Prompt: Your task is to copy the listing exactly. Drop any pictures from the copy.

Figure record extracts
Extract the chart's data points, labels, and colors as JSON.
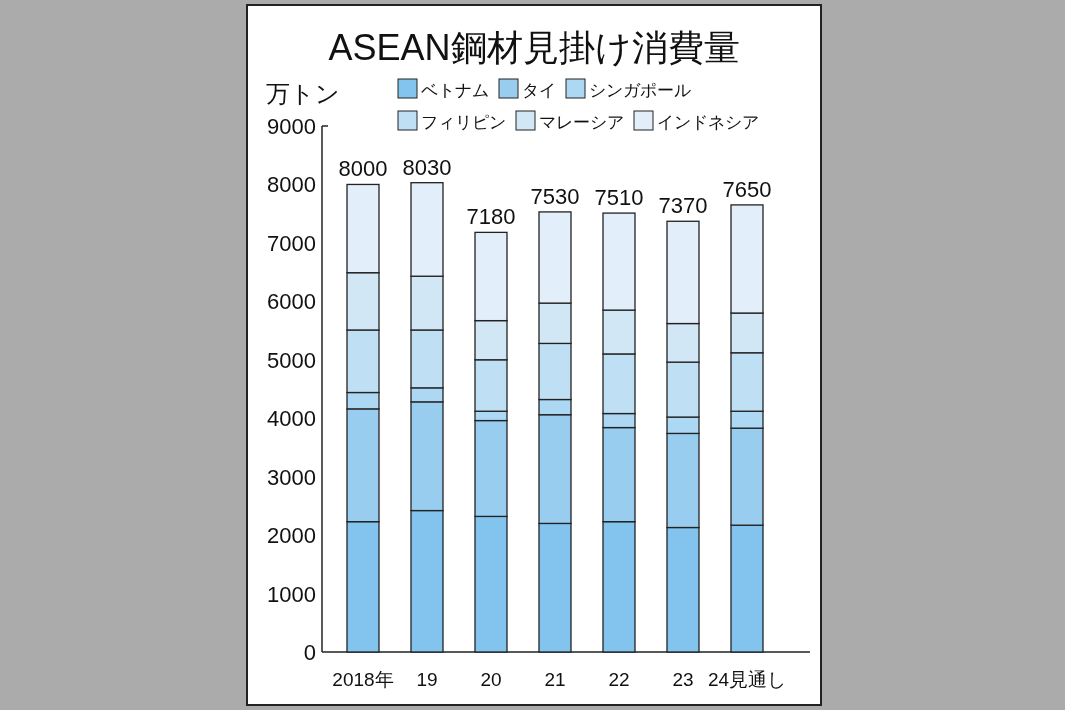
{
  "chart_data": {
    "type": "bar",
    "title": "ASEAN鋼材見掛け消費量",
    "ylabel": "万トン",
    "categories": [
      "2018年",
      "19",
      "20",
      "21",
      "22",
      "23",
      "24見通し"
    ],
    "stacked": true,
    "series": [
      {
        "name": "ベトナム",
        "color": "#82c4ee",
        "values": [
          2230,
          2420,
          2320,
          2200,
          2230,
          2130,
          2170
        ]
      },
      {
        "name": "タイ",
        "color": "#98cdf0",
        "values": [
          1930,
          1860,
          1640,
          1860,
          1610,
          1610,
          1660
        ]
      },
      {
        "name": "シンガポール",
        "color": "#acd8f4",
        "values": [
          280,
          240,
          160,
          260,
          240,
          280,
          290
        ]
      },
      {
        "name": "フィリピン",
        "color": "#bfdff4",
        "values": [
          1070,
          990,
          880,
          960,
          1020,
          940,
          1000
        ]
      },
      {
        "name": "マレーシア",
        "color": "#d2e7f6",
        "values": [
          980,
          920,
          670,
          690,
          750,
          660,
          680
        ]
      },
      {
        "name": "インドネシア",
        "color": "#e2eef9",
        "values": [
          1510,
          1600,
          1510,
          1560,
          1660,
          1750,
          1850
        ]
      }
    ],
    "totals": [
      "8000",
      "8030",
      "7180",
      "7530",
      "7510",
      "7370",
      "7650"
    ],
    "ylim": [
      0,
      9000
    ],
    "yticks": [
      0,
      1000,
      2000,
      3000,
      4000,
      5000,
      6000,
      7000,
      8000,
      9000
    ],
    "legend": "top"
  }
}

Response to the exercise:
Extract the chart's data points, labels, and colors as JSON.
{
  "chart_data": {
    "type": "bar",
    "title": "ASEAN鋼材見掛け消費量",
    "ylabel": "万トン",
    "categories": [
      "2018年",
      "19",
      "20",
      "21",
      "22",
      "23",
      "24見通し"
    ],
    "stacked": true,
    "series": [
      {
        "name": "ベトナム",
        "color": "#82c4ee",
        "values": [
          2230,
          2420,
          2320,
          2200,
          2230,
          2130,
          2170
        ]
      },
      {
        "name": "タイ",
        "color": "#98cdf0",
        "values": [
          1930,
          1860,
          1640,
          1860,
          1610,
          1610,
          1660
        ]
      },
      {
        "name": "シンガポール",
        "color": "#acd8f4",
        "values": [
          280,
          240,
          160,
          260,
          240,
          280,
          290
        ]
      },
      {
        "name": "フィリピン",
        "color": "#bfdff4",
        "values": [
          1070,
          990,
          880,
          960,
          1020,
          940,
          1000
        ]
      },
      {
        "name": "マレーシア",
        "color": "#d2e7f6",
        "values": [
          980,
          920,
          670,
          690,
          750,
          660,
          680
        ]
      },
      {
        "name": "インドネシア",
        "color": "#e2eef9",
        "values": [
          1510,
          1600,
          1510,
          1560,
          1660,
          1750,
          1850
        ]
      }
    ],
    "totals": [
      "8000",
      "8030",
      "7180",
      "7530",
      "7510",
      "7370",
      "7650"
    ],
    "ylim": [
      0,
      9000
    ],
    "yticks": [
      0,
      1000,
      2000,
      3000,
      4000,
      5000,
      6000,
      7000,
      8000,
      9000
    ],
    "legend": "top"
  }
}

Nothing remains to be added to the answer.